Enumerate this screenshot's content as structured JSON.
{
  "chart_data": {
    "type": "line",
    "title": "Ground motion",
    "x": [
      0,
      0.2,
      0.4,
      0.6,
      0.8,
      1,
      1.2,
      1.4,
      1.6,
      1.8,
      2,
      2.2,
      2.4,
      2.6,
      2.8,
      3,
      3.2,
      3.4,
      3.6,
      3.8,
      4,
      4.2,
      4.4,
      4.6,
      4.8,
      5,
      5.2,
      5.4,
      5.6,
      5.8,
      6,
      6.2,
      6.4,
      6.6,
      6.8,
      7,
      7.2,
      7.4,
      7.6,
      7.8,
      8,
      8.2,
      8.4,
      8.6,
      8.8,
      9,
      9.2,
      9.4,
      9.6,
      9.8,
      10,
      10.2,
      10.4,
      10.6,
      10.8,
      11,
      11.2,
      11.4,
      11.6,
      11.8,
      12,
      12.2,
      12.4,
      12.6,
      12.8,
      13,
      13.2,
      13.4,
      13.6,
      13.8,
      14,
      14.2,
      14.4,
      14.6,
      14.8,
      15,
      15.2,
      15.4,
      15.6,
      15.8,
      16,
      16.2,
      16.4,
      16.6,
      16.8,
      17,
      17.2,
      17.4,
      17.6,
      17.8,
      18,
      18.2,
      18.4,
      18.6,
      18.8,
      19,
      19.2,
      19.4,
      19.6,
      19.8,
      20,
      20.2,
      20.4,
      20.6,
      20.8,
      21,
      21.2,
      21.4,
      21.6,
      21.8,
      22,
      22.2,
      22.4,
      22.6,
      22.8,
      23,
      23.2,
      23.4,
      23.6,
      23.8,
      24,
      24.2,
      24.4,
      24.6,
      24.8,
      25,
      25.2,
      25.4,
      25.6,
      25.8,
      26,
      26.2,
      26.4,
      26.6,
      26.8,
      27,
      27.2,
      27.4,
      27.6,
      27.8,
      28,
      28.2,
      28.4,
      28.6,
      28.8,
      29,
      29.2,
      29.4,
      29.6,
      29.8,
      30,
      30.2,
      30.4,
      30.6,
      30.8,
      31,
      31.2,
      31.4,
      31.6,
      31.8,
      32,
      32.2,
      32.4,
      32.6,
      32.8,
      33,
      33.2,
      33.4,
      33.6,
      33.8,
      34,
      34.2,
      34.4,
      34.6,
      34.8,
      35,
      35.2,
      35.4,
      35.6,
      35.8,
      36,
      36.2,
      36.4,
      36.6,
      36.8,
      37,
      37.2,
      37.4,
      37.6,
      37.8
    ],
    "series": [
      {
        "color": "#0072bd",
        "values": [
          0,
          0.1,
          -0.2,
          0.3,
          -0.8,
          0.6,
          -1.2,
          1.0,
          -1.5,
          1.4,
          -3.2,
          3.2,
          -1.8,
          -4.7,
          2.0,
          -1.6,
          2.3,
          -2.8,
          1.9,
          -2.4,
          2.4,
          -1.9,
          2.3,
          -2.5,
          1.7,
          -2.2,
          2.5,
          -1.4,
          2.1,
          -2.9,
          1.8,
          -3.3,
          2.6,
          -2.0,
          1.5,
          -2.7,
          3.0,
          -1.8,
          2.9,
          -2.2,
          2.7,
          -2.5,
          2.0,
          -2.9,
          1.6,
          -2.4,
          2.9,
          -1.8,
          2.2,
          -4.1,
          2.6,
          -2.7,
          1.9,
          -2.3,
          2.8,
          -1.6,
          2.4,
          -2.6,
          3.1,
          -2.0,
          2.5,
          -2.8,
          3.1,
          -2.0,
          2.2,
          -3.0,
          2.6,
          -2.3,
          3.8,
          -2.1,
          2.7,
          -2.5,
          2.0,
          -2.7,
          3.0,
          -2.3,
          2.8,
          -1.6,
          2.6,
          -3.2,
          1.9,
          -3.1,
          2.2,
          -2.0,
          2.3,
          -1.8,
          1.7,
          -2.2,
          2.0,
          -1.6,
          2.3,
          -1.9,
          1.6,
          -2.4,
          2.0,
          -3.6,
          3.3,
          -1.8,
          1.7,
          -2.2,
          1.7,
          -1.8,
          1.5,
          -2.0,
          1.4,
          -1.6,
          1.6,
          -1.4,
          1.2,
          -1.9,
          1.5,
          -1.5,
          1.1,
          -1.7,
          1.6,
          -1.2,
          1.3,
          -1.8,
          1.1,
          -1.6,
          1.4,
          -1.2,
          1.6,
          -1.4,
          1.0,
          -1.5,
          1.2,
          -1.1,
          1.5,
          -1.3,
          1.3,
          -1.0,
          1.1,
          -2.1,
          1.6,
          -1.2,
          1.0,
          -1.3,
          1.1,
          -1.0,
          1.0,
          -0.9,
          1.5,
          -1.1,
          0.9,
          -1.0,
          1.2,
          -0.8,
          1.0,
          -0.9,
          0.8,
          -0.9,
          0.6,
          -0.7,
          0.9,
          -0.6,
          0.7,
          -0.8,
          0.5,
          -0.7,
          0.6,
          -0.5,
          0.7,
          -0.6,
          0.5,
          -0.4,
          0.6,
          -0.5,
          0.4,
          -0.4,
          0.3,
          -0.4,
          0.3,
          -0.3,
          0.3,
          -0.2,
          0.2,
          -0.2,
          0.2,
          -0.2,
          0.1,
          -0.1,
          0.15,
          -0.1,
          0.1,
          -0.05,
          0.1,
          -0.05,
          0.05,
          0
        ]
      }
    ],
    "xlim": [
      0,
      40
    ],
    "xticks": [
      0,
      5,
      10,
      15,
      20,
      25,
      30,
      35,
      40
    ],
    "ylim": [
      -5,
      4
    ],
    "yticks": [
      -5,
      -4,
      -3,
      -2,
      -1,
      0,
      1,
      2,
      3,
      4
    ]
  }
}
----
> Task statement
Every record above must be duplicated exactly.

> Result of the exercise
Enumerate this screenshot's content as structured JSON.
{
  "chart_data": {
    "type": "line",
    "title": "Ground motion",
    "x": [
      0,
      0.2,
      0.4,
      0.6,
      0.8,
      1,
      1.2,
      1.4,
      1.6,
      1.8,
      2,
      2.2,
      2.4,
      2.6,
      2.8,
      3,
      3.2,
      3.4,
      3.6,
      3.8,
      4,
      4.2,
      4.4,
      4.6,
      4.8,
      5,
      5.2,
      5.4,
      5.6,
      5.8,
      6,
      6.2,
      6.4,
      6.6,
      6.8,
      7,
      7.2,
      7.4,
      7.6,
      7.8,
      8,
      8.2,
      8.4,
      8.6,
      8.8,
      9,
      9.2,
      9.4,
      9.6,
      9.8,
      10,
      10.2,
      10.4,
      10.6,
      10.8,
      11,
      11.2,
      11.4,
      11.6,
      11.8,
      12,
      12.2,
      12.4,
      12.6,
      12.8,
      13,
      13.2,
      13.4,
      13.6,
      13.8,
      14,
      14.2,
      14.4,
      14.6,
      14.8,
      15,
      15.2,
      15.4,
      15.6,
      15.8,
      16,
      16.2,
      16.4,
      16.6,
      16.8,
      17,
      17.2,
      17.4,
      17.6,
      17.8,
      18,
      18.2,
      18.4,
      18.6,
      18.8,
      19,
      19.2,
      19.4,
      19.6,
      19.8,
      20,
      20.2,
      20.4,
      20.6,
      20.8,
      21,
      21.2,
      21.4,
      21.6,
      21.8,
      22,
      22.2,
      22.4,
      22.6,
      22.8,
      23,
      23.2,
      23.4,
      23.6,
      23.8,
      24,
      24.2,
      24.4,
      24.6,
      24.8,
      25,
      25.2,
      25.4,
      25.6,
      25.8,
      26,
      26.2,
      26.4,
      26.6,
      26.8,
      27,
      27.2,
      27.4,
      27.6,
      27.8,
      28,
      28.2,
      28.4,
      28.6,
      28.8,
      29,
      29.2,
      29.4,
      29.6,
      29.8,
      30,
      30.2,
      30.4,
      30.6,
      30.8,
      31,
      31.2,
      31.4,
      31.6,
      31.8,
      32,
      32.2,
      32.4,
      32.6,
      32.8,
      33,
      33.2,
      33.4,
      33.6,
      33.8,
      34,
      34.2,
      34.4,
      34.6,
      34.8,
      35,
      35.2,
      35.4,
      35.6,
      35.8,
      36,
      36.2,
      36.4,
      36.6,
      36.8,
      37,
      37.2,
      37.4,
      37.6,
      37.8
    ],
    "series": [
      {
        "color": "#0072bd",
        "values": [
          0,
          0.1,
          -0.2,
          0.3,
          -0.8,
          0.6,
          -1.2,
          1.0,
          -1.5,
          1.4,
          -3.2,
          3.2,
          -1.8,
          -4.7,
          2.0,
          -1.6,
          2.3,
          -2.8,
          1.9,
          -2.4,
          2.4,
          -1.9,
          2.3,
          -2.5,
          1.7,
          -2.2,
          2.5,
          -1.4,
          2.1,
          -2.9,
          1.8,
          -3.3,
          2.6,
          -2.0,
          1.5,
          -2.7,
          3.0,
          -1.8,
          2.9,
          -2.2,
          2.7,
          -2.5,
          2.0,
          -2.9,
          1.6,
          -2.4,
          2.9,
          -1.8,
          2.2,
          -4.1,
          2.6,
          -2.7,
          1.9,
          -2.3,
          2.8,
          -1.6,
          2.4,
          -2.6,
          3.1,
          -2.0,
          2.5,
          -2.8,
          3.1,
          -2.0,
          2.2,
          -3.0,
          2.6,
          -2.3,
          3.8,
          -2.1,
          2.7,
          -2.5,
          2.0,
          -2.7,
          3.0,
          -2.3,
          2.8,
          -1.6,
          2.6,
          -3.2,
          1.9,
          -3.1,
          2.2,
          -2.0,
          2.3,
          -1.8,
          1.7,
          -2.2,
          2.0,
          -1.6,
          2.3,
          -1.9,
          1.6,
          -2.4,
          2.0,
          -3.6,
          3.3,
          -1.8,
          1.7,
          -2.2,
          1.7,
          -1.8,
          1.5,
          -2.0,
          1.4,
          -1.6,
          1.6,
          -1.4,
          1.2,
          -1.9,
          1.5,
          -1.5,
          1.1,
          -1.7,
          1.6,
          -1.2,
          1.3,
          -1.8,
          1.1,
          -1.6,
          1.4,
          -1.2,
          1.6,
          -1.4,
          1.0,
          -1.5,
          1.2,
          -1.1,
          1.5,
          -1.3,
          1.3,
          -1.0,
          1.1,
          -2.1,
          1.6,
          -1.2,
          1.0,
          -1.3,
          1.1,
          -1.0,
          1.0,
          -0.9,
          1.5,
          -1.1,
          0.9,
          -1.0,
          1.2,
          -0.8,
          1.0,
          -0.9,
          0.8,
          -0.9,
          0.6,
          -0.7,
          0.9,
          -0.6,
          0.7,
          -0.8,
          0.5,
          -0.7,
          0.6,
          -0.5,
          0.7,
          -0.6,
          0.5,
          -0.4,
          0.6,
          -0.5,
          0.4,
          -0.4,
          0.3,
          -0.4,
          0.3,
          -0.3,
          0.3,
          -0.2,
          0.2,
          -0.2,
          0.2,
          -0.2,
          0.1,
          -0.1,
          0.15,
          -0.1,
          0.1,
          -0.05,
          0.1,
          -0.05,
          0.05,
          0
        ]
      }
    ],
    "xlim": [
      0,
      40
    ],
    "xticks": [
      0,
      5,
      10,
      15,
      20,
      25,
      30,
      35,
      40
    ],
    "ylim": [
      -5,
      4
    ],
    "yticks": [
      -5,
      -4,
      -3,
      -2,
      -1,
      0,
      1,
      2,
      3,
      4
    ]
  }
}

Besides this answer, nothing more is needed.